[Task statement] What follows is a set of records, each of which is to be written out exactly.
------ Material ------
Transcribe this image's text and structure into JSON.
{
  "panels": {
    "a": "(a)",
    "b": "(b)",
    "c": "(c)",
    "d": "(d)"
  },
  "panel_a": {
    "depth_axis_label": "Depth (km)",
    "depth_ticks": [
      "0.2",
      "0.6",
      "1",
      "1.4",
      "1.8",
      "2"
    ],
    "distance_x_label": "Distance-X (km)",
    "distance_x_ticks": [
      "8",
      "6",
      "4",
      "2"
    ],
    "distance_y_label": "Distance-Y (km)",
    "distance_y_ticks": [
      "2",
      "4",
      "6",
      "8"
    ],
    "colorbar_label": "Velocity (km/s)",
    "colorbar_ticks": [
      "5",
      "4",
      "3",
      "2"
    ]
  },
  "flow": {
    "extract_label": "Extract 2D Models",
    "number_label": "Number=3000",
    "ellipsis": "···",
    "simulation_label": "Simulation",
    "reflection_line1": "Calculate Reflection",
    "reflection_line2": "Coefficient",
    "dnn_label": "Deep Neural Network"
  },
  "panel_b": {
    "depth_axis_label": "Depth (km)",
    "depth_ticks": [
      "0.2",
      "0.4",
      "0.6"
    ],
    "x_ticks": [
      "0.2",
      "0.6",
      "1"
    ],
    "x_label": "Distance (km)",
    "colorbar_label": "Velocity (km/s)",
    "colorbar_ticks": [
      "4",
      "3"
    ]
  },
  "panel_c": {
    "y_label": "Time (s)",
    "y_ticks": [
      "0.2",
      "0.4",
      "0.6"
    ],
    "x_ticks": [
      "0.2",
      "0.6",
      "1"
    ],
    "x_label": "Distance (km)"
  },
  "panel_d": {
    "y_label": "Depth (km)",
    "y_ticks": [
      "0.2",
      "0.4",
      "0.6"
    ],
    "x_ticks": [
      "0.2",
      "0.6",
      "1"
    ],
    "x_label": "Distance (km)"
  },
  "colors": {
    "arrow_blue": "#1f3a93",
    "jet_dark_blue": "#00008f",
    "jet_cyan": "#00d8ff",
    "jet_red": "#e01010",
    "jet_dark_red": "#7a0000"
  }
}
------
[The completed task]
Transcribe this image's text and structure into JSON.
{
  "panels": {
    "a": "(a)",
    "b": "(b)",
    "c": "(c)",
    "d": "(d)"
  },
  "panel_a": {
    "depth_axis_label": "Depth (km)",
    "depth_ticks": [
      "0.2",
      "0.6",
      "1",
      "1.4",
      "1.8",
      "2"
    ],
    "distance_x_label": "Distance-X (km)",
    "distance_x_ticks": [
      "8",
      "6",
      "4",
      "2"
    ],
    "distance_y_label": "Distance-Y (km)",
    "distance_y_ticks": [
      "2",
      "4",
      "6",
      "8"
    ],
    "colorbar_label": "Velocity (km/s)",
    "colorbar_ticks": [
      "5",
      "4",
      "3",
      "2"
    ]
  },
  "flow": {
    "extract_label": "Extract 2D Models",
    "number_label": "Number=3000",
    "ellipsis": "···",
    "simulation_label": "Simulation",
    "reflection_line1": "Calculate Reflection",
    "reflection_line2": "Coefficient",
    "dnn_label": "Deep Neural Network"
  },
  "panel_b": {
    "depth_axis_label": "Depth (km)",
    "depth_ticks": [
      "0.2",
      "0.4",
      "0.6"
    ],
    "x_ticks": [
      "0.2",
      "0.6",
      "1"
    ],
    "x_label": "Distance (km)",
    "colorbar_label": "Velocity (km/s)",
    "colorbar_ticks": [
      "4",
      "3"
    ]
  },
  "panel_c": {
    "y_label": "Time (s)",
    "y_ticks": [
      "0.2",
      "0.4",
      "0.6"
    ],
    "x_ticks": [
      "0.2",
      "0.6",
      "1"
    ],
    "x_label": "Distance (km)"
  },
  "panel_d": {
    "y_label": "Depth (km)",
    "y_ticks": [
      "0.2",
      "0.4",
      "0.6"
    ],
    "x_ticks": [
      "0.2",
      "0.6",
      "1"
    ],
    "x_label": "Distance (km)"
  },
  "colors": {
    "arrow_blue": "#1f3a93",
    "jet_dark_blue": "#00008f",
    "jet_cyan": "#00d8ff",
    "jet_red": "#e01010",
    "jet_dark_red": "#7a0000"
  }
}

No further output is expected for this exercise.